*EXERCISE TASK*
Reproduce all the lines below exactly and omit the images.

*Stored data entries*
--
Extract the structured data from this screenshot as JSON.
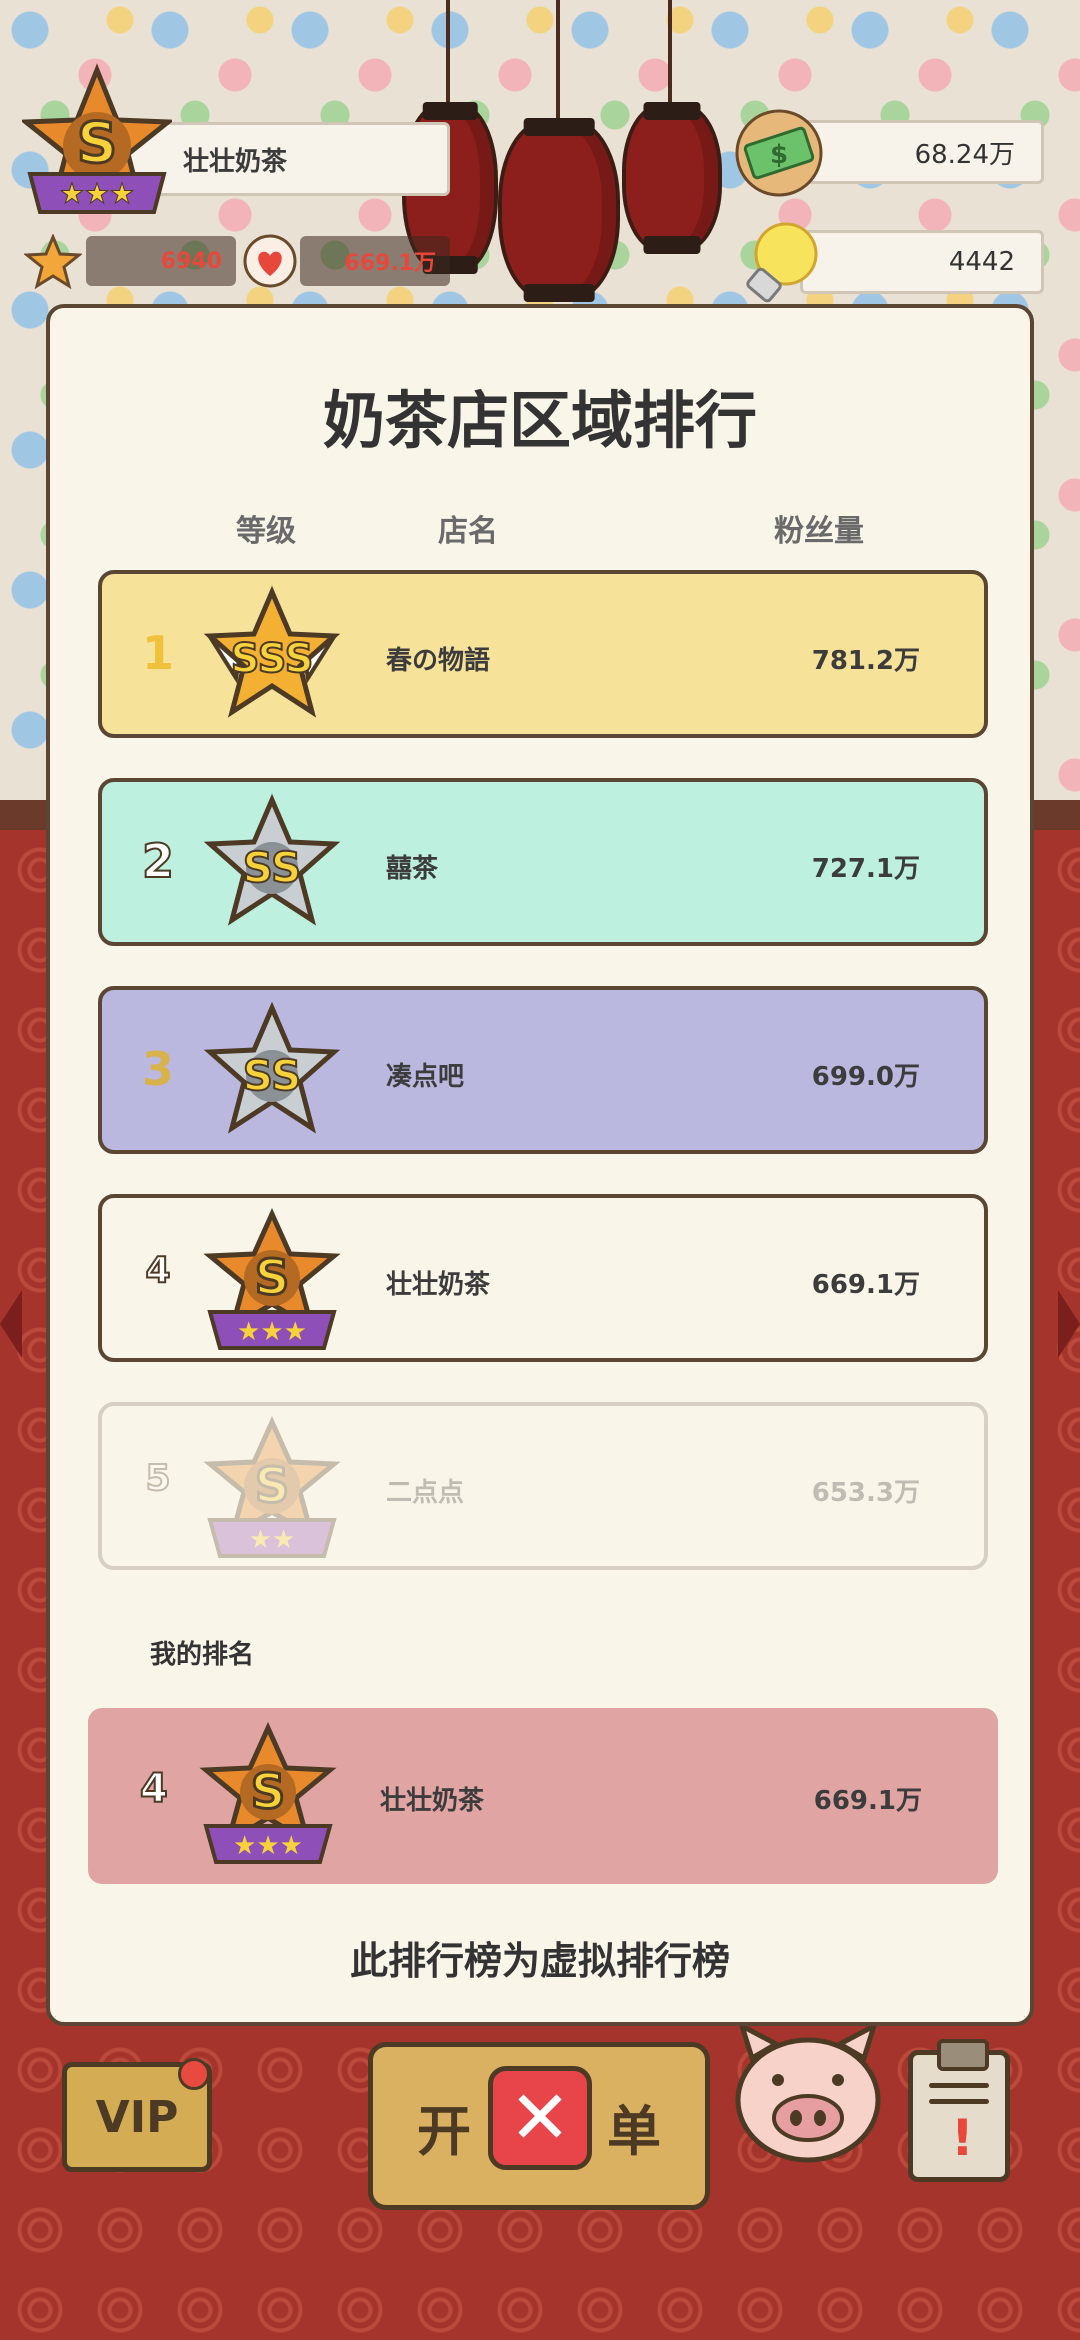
{
  "hud": {
    "shop_name": "壮壮奶茶",
    "rank_letter": "S",
    "stars": "6940",
    "fans": "669.1万",
    "money": "68.24万",
    "ideas": "4442"
  },
  "panel": {
    "title": "奶茶店区域排行",
    "col_level": "等级",
    "col_name": "店名",
    "col_fans": "粉丝量",
    "rows": [
      {
        "rank": "1",
        "grade": "SSS",
        "name": "春の物語",
        "fans": "781.2万",
        "bg": "#f7e29a",
        "rank_color": "#f0c23c"
      },
      {
        "rank": "2",
        "grade": "SS",
        "name": "囍茶",
        "fans": "727.1万",
        "bg": "#bdf0de",
        "rank_color": "#ffffff"
      },
      {
        "rank": "3",
        "grade": "SS",
        "name": "凑点吧",
        "fans": "699.0万",
        "bg": "#bbb8e0",
        "rank_color": "#d8b24a"
      },
      {
        "rank": "4",
        "grade": "S",
        "name": "壮壮奶茶",
        "fans": "669.1万",
        "bg": "#faf5e9",
        "rank_color": "#ffffff"
      },
      {
        "rank": "5",
        "grade": "S",
        "name": "二点点",
        "fans": "653.3万",
        "bg": "#faf5e9",
        "rank_color": "#ffffff"
      }
    ],
    "my_rank_label": "我的排名",
    "my_row": {
      "rank": "4",
      "grade": "S",
      "name": "壮壮奶茶",
      "fans": "669.1万"
    },
    "footnote": "此排行榜为虚拟排行榜"
  },
  "bottom": {
    "vip_label": "VIP",
    "open_left": "开",
    "open_right": "单",
    "close_symbol": "✕"
  }
}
--
*THE SOLUTION*
Extract the structured data from this screenshot as JSON.
{
  "hud": {
    "shop_name": "壮壮奶茶",
    "rank_letter": "S",
    "stars": "6940",
    "fans": "669.1万",
    "money": "68.24万",
    "ideas": "4442"
  },
  "panel": {
    "title": "奶茶店区域排行",
    "col_level": "等级",
    "col_name": "店名",
    "col_fans": "粉丝量",
    "rows": [
      {
        "rank": "1",
        "grade": "SSS",
        "name": "春の物語",
        "fans": "781.2万",
        "bg": "#f7e29a",
        "rank_color": "#f0c23c"
      },
      {
        "rank": "2",
        "grade": "SS",
        "name": "囍茶",
        "fans": "727.1万",
        "bg": "#bdf0de",
        "rank_color": "#ffffff"
      },
      {
        "rank": "3",
        "grade": "SS",
        "name": "凑点吧",
        "fans": "699.0万",
        "bg": "#bbb8e0",
        "rank_color": "#d8b24a"
      },
      {
        "rank": "4",
        "grade": "S",
        "name": "壮壮奶茶",
        "fans": "669.1万",
        "bg": "#faf5e9",
        "rank_color": "#ffffff"
      },
      {
        "rank": "5",
        "grade": "S",
        "name": "二点点",
        "fans": "653.3万",
        "bg": "#faf5e9",
        "rank_color": "#ffffff"
      }
    ],
    "my_rank_label": "我的排名",
    "my_row": {
      "rank": "4",
      "grade": "S",
      "name": "壮壮奶茶",
      "fans": "669.1万"
    },
    "footnote": "此排行榜为虚拟排行榜"
  },
  "bottom": {
    "vip_label": "VIP",
    "open_left": "开",
    "open_right": "单",
    "close_symbol": "✕"
  }
}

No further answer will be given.